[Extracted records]
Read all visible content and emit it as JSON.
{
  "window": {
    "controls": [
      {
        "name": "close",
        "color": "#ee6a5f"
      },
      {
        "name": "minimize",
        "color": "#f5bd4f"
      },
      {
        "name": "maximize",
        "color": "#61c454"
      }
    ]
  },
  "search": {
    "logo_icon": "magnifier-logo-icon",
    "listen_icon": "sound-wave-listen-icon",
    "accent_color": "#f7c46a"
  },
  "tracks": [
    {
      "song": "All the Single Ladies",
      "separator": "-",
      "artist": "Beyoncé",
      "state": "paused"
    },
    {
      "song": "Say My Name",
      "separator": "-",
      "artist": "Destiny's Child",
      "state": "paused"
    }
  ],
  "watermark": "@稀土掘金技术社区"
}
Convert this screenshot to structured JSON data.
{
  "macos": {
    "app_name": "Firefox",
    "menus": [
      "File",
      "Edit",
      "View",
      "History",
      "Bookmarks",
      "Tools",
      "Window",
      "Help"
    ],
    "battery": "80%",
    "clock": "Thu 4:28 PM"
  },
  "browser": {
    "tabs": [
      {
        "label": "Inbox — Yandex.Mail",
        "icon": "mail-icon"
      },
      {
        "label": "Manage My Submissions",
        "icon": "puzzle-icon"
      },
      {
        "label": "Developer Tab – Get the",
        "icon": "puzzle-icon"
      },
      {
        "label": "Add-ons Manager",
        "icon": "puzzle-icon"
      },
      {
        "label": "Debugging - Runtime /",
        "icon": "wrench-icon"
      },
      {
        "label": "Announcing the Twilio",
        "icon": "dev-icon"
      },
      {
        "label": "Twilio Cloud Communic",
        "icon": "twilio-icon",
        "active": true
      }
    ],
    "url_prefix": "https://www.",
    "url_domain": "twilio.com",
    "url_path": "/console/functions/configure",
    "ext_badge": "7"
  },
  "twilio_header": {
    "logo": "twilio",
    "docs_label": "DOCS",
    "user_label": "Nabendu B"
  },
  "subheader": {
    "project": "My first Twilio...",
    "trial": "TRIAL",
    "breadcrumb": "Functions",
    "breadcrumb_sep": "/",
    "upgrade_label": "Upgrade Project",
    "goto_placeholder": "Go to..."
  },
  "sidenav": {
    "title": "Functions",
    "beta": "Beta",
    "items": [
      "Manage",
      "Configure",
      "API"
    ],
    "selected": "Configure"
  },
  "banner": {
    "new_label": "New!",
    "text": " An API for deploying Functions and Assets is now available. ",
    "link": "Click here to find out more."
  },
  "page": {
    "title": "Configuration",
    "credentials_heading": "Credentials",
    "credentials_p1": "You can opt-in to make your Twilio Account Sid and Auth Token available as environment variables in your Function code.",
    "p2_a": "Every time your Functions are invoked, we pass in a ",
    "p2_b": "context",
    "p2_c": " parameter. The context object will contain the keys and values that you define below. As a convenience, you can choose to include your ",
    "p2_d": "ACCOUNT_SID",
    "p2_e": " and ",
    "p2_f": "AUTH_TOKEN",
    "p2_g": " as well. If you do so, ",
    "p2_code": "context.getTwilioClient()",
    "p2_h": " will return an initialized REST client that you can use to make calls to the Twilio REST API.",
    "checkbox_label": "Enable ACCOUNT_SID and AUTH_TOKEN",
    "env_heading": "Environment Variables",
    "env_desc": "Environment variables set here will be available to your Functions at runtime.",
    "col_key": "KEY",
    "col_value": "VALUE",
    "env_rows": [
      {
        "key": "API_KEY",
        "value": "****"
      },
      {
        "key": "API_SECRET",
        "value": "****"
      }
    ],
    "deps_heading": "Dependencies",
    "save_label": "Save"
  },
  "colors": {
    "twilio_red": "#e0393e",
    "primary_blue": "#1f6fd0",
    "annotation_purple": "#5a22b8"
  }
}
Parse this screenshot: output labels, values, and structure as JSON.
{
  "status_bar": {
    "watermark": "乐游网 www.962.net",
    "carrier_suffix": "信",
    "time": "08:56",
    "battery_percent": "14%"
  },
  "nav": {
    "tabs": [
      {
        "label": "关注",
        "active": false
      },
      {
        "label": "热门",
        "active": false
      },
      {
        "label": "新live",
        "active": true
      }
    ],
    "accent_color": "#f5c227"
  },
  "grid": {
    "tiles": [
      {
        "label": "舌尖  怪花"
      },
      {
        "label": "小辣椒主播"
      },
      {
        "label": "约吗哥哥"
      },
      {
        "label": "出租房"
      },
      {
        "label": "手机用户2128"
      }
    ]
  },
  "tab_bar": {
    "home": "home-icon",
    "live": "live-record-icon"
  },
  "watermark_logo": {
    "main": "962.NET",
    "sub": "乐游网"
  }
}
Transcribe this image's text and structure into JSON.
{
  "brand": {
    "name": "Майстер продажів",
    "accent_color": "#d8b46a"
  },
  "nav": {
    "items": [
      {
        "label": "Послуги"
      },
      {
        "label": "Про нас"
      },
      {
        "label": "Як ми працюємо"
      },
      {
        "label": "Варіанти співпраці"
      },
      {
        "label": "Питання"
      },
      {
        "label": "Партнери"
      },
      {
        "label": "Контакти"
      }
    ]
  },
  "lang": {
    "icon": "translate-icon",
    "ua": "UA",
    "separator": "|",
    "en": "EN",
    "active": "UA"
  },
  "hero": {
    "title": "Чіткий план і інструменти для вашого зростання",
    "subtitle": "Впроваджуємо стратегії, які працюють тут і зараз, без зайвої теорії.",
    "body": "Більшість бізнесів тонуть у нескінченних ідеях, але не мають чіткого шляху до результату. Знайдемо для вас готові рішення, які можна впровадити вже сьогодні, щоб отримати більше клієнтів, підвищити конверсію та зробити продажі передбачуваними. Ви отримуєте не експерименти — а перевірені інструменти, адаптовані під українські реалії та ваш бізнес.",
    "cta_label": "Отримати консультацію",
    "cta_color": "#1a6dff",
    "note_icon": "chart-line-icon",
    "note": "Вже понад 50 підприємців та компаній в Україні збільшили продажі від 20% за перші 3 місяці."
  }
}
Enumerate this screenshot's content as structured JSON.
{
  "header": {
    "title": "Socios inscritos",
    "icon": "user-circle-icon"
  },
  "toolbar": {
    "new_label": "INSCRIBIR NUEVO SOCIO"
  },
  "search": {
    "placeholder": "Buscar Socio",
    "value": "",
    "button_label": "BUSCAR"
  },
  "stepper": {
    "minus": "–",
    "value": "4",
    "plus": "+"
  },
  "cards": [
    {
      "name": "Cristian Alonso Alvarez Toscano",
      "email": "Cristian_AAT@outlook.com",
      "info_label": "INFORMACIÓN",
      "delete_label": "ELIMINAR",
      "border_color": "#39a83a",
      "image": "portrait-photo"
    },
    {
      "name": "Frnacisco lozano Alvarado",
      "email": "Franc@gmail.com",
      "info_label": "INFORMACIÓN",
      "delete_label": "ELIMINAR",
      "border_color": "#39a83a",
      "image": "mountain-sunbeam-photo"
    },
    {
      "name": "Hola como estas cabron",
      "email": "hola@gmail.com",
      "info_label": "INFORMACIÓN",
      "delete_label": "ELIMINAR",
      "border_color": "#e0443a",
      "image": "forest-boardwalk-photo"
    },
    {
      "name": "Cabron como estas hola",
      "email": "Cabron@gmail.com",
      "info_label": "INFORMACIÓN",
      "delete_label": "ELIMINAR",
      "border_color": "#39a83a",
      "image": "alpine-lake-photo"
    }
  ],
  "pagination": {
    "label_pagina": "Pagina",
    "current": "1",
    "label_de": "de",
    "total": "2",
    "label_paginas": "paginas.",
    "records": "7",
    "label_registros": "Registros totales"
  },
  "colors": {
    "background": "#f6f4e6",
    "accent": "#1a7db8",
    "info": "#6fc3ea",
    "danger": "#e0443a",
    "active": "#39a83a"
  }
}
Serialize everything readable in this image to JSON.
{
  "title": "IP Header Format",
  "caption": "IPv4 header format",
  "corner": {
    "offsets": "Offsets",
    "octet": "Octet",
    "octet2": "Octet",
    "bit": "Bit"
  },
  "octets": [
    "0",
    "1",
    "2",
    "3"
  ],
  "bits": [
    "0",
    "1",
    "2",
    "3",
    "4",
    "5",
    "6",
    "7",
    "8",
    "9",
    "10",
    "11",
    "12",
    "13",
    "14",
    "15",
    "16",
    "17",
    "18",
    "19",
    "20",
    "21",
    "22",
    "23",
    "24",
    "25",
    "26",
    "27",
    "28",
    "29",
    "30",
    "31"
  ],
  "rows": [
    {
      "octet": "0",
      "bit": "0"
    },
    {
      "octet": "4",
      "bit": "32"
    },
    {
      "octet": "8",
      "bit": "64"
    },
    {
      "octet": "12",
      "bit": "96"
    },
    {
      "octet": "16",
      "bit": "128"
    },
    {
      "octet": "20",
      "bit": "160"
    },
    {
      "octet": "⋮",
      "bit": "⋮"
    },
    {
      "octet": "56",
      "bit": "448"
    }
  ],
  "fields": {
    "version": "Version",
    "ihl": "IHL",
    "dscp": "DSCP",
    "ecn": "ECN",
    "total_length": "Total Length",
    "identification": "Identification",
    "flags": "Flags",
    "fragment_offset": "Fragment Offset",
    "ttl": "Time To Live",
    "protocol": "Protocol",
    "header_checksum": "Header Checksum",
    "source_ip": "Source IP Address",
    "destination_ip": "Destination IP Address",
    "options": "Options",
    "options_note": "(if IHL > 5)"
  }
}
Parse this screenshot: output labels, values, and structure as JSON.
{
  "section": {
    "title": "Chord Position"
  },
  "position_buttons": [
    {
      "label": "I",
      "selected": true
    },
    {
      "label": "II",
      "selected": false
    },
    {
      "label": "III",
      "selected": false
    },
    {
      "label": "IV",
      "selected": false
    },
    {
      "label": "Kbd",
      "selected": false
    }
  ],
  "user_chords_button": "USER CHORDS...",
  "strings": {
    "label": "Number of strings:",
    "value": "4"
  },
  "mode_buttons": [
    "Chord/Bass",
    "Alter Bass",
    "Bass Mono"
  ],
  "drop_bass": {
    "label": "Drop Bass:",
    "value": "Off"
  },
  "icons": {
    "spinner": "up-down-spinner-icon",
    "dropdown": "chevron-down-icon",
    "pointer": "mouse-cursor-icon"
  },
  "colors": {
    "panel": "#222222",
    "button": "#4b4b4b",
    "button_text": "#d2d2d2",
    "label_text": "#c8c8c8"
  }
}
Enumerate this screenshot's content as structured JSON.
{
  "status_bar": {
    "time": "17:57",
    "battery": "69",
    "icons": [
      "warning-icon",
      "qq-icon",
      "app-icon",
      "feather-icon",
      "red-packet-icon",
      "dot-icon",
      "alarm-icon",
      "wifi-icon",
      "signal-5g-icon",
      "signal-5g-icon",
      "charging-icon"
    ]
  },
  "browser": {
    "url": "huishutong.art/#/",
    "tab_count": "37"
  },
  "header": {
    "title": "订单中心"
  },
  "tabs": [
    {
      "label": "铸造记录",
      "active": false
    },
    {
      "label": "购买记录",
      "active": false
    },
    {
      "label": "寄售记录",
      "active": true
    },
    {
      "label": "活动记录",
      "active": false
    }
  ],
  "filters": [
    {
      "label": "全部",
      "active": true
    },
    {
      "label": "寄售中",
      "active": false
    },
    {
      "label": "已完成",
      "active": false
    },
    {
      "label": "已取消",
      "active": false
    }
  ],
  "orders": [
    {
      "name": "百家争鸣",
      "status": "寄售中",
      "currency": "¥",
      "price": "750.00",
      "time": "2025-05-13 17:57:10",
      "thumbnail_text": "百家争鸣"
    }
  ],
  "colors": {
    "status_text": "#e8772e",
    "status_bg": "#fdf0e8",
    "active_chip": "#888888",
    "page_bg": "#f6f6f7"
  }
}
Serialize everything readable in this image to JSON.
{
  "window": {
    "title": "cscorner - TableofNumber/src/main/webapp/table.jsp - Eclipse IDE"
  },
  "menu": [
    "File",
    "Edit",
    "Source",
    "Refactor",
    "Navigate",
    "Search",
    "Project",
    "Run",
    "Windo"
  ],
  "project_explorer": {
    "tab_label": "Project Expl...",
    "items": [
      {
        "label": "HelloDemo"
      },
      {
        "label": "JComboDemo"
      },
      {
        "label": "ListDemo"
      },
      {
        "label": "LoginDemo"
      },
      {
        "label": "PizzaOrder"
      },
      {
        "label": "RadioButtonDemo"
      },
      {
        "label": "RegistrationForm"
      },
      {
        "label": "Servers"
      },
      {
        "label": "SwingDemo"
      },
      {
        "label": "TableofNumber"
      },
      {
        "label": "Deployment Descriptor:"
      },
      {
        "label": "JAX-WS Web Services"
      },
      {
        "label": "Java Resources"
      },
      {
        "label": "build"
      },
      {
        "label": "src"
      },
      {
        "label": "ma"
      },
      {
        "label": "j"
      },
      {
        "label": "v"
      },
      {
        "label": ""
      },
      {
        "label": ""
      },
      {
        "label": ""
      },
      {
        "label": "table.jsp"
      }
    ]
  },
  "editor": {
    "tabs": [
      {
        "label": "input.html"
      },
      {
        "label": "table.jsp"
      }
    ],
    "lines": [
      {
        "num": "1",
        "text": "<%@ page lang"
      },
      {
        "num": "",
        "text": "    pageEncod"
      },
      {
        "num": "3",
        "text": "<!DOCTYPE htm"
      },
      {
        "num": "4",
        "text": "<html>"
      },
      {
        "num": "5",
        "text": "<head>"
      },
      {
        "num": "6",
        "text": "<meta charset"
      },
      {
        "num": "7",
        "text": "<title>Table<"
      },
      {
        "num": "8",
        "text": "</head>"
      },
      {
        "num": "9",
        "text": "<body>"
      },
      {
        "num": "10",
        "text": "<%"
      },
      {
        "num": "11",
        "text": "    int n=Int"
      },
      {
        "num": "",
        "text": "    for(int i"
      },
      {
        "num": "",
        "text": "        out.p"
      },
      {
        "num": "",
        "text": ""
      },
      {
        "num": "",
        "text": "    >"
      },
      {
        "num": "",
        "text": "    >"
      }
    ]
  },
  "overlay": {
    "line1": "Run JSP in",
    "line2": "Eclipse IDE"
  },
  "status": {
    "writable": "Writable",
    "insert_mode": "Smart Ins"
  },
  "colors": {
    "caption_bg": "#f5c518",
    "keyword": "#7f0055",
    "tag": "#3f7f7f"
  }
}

WRITTEN TASK: Copy every line of the listing containing the string "make".

REPLY:
    "credentials_p1": "You can opt-in to make your Twilio Account Sid and Auth Token available as environment variables in your Function code.",
    "p2_h": " will return an initialized REST client that you can use to make calls to the Twilio REST API.",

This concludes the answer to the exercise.